- [The problem]: Send back the records in full, character for character.

— Start of Records for the task —

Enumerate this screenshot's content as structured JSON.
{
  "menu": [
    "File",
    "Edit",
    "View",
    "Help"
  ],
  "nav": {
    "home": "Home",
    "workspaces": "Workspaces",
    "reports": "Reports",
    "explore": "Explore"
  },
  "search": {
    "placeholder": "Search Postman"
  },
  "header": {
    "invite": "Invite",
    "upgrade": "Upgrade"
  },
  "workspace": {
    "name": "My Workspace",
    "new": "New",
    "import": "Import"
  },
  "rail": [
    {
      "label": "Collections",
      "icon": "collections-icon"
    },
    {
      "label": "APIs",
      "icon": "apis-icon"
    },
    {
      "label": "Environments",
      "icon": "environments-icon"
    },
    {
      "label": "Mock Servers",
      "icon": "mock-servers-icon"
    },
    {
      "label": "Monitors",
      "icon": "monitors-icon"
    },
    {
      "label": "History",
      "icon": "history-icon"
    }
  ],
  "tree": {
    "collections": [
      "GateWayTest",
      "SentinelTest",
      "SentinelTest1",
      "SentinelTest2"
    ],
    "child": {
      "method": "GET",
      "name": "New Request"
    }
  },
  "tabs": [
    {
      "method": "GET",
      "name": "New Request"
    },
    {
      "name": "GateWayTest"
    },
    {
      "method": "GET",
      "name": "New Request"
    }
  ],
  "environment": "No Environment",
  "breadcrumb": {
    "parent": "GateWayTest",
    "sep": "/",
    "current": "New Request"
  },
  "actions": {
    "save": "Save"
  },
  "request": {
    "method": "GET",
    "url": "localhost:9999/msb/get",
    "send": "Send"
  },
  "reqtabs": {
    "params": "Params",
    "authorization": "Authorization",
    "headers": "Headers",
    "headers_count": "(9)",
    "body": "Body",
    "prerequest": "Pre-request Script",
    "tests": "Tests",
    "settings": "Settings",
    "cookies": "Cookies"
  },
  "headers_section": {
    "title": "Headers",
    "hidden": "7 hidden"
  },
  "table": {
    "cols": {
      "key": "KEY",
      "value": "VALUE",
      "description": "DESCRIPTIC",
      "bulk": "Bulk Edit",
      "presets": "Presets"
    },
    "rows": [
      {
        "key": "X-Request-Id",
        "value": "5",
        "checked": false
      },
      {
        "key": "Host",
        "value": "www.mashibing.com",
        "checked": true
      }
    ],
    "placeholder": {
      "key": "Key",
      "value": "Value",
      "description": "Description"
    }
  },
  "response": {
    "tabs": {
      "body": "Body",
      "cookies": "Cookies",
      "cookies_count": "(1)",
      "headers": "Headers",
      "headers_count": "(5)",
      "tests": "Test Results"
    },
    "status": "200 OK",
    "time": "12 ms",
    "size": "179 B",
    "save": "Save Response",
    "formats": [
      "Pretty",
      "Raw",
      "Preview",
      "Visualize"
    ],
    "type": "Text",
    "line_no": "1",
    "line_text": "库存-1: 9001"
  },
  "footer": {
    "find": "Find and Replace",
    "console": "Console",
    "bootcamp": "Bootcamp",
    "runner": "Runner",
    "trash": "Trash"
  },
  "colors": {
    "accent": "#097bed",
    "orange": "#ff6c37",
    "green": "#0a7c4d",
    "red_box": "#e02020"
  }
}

— End of Records for the task —

- [Exercise result]:
Enumerate this screenshot's content as structured JSON.
{
  "menu": [
    "File",
    "Edit",
    "View",
    "Help"
  ],
  "nav": {
    "home": "Home",
    "workspaces": "Workspaces",
    "reports": "Reports",
    "explore": "Explore"
  },
  "search": {
    "placeholder": "Search Postman"
  },
  "header": {
    "invite": "Invite",
    "upgrade": "Upgrade"
  },
  "workspace": {
    "name": "My Workspace",
    "new": "New",
    "import": "Import"
  },
  "rail": [
    {
      "label": "Collections",
      "icon": "collections-icon"
    },
    {
      "label": "APIs",
      "icon": "apis-icon"
    },
    {
      "label": "Environments",
      "icon": "environments-icon"
    },
    {
      "label": "Mock Servers",
      "icon": "mock-servers-icon"
    },
    {
      "label": "Monitors",
      "icon": "monitors-icon"
    },
    {
      "label": "History",
      "icon": "history-icon"
    }
  ],
  "tree": {
    "collections": [
      "GateWayTest",
      "SentinelTest",
      "SentinelTest1",
      "SentinelTest2"
    ],
    "child": {
      "method": "GET",
      "name": "New Request"
    }
  },
  "tabs": [
    {
      "method": "GET",
      "name": "New Request"
    },
    {
      "name": "GateWayTest"
    },
    {
      "method": "GET",
      "name": "New Request"
    }
  ],
  "environment": "No Environment",
  "breadcrumb": {
    "parent": "GateWayTest",
    "sep": "/",
    "current": "New Request"
  },
  "actions": {
    "save": "Save"
  },
  "request": {
    "method": "GET",
    "url": "localhost:9999/msb/get",
    "send": "Send"
  },
  "reqtabs": {
    "params": "Params",
    "authorization": "Authorization",
    "headers": "Headers",
    "headers_count": "(9)",
    "body": "Body",
    "prerequest": "Pre-request Script",
    "tests": "Tests",
    "settings": "Settings",
    "cookies": "Cookies"
  },
  "headers_section": {
    "title": "Headers",
    "hidden": "7 hidden"
  },
  "table": {
    "cols": {
      "key": "KEY",
      "value": "VALUE",
      "description": "DESCRIPTIC",
      "bulk": "Bulk Edit",
      "presets": "Presets"
    },
    "rows": [
      {
        "key": "X-Request-Id",
        "value": "5",
        "checked": false
      },
      {
        "key": "Host",
        "value": "www.mashibing.com",
        "checked": true
      }
    ],
    "placeholder": {
      "key": "Key",
      "value": "Value",
      "description": "Description"
    }
  },
  "response": {
    "tabs": {
      "body": "Body",
      "cookies": "Cookies",
      "cookies_count": "(1)",
      "headers": "Headers",
      "headers_count": "(5)",
      "tests": "Test Results"
    },
    "status": "200 OK",
    "time": "12 ms",
    "size": "179 B",
    "save": "Save Response",
    "formats": [
      "Pretty",
      "Raw",
      "Preview",
      "Visualize"
    ],
    "type": "Text",
    "line_no": "1",
    "line_text": "库存-1: 9001"
  },
  "footer": {
    "find": "Find and Replace",
    "console": "Console",
    "bootcamp": "Bootcamp",
    "runner": "Runner",
    "trash": "Trash"
  },
  "colors": {
    "accent": "#097bed",
    "orange": "#ff6c37",
    "green": "#0a7c4d",
    "red_box": "#e02020"
  }
}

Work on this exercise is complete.